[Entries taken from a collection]
-=-=-=-=-

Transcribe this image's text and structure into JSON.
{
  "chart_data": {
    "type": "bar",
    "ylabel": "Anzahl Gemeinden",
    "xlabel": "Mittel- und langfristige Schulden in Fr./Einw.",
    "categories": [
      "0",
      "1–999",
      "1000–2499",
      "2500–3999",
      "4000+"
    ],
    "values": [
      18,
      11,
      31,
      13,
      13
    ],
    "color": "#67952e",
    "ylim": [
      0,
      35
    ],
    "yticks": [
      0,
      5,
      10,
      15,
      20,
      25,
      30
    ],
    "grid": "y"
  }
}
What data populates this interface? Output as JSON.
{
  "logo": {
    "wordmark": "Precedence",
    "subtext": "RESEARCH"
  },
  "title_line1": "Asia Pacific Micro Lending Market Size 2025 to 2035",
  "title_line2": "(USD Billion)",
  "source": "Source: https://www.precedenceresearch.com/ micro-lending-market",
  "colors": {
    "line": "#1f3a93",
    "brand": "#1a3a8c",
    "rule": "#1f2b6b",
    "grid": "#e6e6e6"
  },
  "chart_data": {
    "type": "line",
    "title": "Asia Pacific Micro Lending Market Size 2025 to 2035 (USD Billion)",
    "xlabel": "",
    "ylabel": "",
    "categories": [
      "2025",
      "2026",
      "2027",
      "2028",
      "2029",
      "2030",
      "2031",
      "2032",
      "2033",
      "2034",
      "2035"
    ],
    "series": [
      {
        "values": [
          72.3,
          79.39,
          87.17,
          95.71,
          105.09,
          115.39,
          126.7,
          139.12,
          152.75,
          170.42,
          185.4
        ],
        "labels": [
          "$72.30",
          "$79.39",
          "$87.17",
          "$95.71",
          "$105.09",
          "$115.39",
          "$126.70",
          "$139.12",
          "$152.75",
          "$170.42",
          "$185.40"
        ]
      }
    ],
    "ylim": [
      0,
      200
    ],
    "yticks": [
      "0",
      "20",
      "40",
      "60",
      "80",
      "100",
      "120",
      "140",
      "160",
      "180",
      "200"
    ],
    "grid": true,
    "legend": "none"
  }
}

-=-=-=-=-

Write an exact transcription of every entry above.

▶ Written response
Transcribe this image's text and structure into JSON.
{
  "chart_data": {
    "type": "bar",
    "ylabel": "Anzahl Gemeinden",
    "xlabel": "Mittel- und langfristige Schulden in Fr./Einw.",
    "categories": [
      "0",
      "1–999",
      "1000–2499",
      "2500–3999",
      "4000+"
    ],
    "values": [
      18,
      11,
      31,
      13,
      13
    ],
    "color": "#67952e",
    "ylim": [
      0,
      35
    ],
    "yticks": [
      0,
      5,
      10,
      15,
      20,
      25,
      30
    ],
    "grid": "y"
  }
}
What data populates this interface? Output as JSON.
{
  "logo": {
    "wordmark": "Precedence",
    "subtext": "RESEARCH"
  },
  "title_line1": "Asia Pacific Micro Lending Market Size 2025 to 2035",
  "title_line2": "(USD Billion)",
  "source": "Source: https://www.precedenceresearch.com/ micro-lending-market",
  "colors": {
    "line": "#1f3a93",
    "brand": "#1a3a8c",
    "rule": "#1f2b6b",
    "grid": "#e6e6e6"
  },
  "chart_data": {
    "type": "line",
    "title": "Asia Pacific Micro Lending Market Size 2025 to 2035 (USD Billion)",
    "xlabel": "",
    "ylabel": "",
    "categories": [
      "2025",
      "2026",
      "2027",
      "2028",
      "2029",
      "2030",
      "2031",
      "2032",
      "2033",
      "2034",
      "2035"
    ],
    "series": [
      {
        "values": [
          72.3,
          79.39,
          87.17,
          95.71,
          105.09,
          115.39,
          126.7,
          139.12,
          152.75,
          170.42,
          185.4
        ],
        "labels": [
          "$72.30",
          "$79.39",
          "$87.17",
          "$95.71",
          "$105.09",
          "$115.39",
          "$126.70",
          "$139.12",
          "$152.75",
          "$170.42",
          "$185.40"
        ]
      }
    ],
    "ylim": [
      0,
      200
    ],
    "yticks": [
      "0",
      "20",
      "40",
      "60",
      "80",
      "100",
      "120",
      "140",
      "160",
      "180",
      "200"
    ],
    "grid": true,
    "legend": "none"
  }
}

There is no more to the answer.